▼▼▼

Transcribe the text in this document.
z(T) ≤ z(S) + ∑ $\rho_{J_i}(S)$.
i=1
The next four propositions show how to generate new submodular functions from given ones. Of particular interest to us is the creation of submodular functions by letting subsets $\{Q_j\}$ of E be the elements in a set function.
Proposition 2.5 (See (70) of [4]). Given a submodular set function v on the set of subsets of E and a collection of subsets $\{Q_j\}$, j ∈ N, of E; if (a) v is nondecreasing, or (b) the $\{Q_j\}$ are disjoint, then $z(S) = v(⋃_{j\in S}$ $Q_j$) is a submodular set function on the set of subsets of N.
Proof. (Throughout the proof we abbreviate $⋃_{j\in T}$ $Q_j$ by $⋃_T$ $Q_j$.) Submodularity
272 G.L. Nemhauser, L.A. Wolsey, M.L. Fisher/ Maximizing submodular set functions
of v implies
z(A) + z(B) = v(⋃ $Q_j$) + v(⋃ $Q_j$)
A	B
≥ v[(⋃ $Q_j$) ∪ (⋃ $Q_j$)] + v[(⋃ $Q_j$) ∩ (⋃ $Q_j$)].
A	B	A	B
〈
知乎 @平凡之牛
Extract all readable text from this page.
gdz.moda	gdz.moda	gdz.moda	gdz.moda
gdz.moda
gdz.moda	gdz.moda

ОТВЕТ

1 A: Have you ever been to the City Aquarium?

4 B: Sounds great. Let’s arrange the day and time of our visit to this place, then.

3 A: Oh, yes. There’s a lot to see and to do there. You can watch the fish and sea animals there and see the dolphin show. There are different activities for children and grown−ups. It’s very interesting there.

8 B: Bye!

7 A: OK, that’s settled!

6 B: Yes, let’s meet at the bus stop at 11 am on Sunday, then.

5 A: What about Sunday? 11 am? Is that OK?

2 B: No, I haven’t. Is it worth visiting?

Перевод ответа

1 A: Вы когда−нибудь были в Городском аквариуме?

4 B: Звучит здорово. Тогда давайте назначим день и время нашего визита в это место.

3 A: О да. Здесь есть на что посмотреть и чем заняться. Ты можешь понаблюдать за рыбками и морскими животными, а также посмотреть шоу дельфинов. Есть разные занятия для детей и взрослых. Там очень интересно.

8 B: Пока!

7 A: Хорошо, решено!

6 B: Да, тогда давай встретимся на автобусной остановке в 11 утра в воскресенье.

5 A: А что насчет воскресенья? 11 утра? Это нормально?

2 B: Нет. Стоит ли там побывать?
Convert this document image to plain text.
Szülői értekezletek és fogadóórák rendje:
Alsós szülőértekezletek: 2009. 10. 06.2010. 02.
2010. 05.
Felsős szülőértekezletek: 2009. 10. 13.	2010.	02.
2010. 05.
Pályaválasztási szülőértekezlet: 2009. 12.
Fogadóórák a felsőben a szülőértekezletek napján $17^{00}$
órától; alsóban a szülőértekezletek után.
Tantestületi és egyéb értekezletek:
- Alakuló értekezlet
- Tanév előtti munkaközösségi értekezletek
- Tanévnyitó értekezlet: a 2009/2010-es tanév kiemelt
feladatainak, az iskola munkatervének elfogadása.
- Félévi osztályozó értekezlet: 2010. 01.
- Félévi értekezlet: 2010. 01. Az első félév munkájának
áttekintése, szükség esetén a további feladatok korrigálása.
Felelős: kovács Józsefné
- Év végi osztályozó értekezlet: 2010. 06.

▲▲▲

To do: Copy whichever lines in the listing above contain the word "moda".

The answer:
gdz.moda	gdz.moda	gdz.moda	gdz.moda
gdz.moda
gdz.moda	gdz.moda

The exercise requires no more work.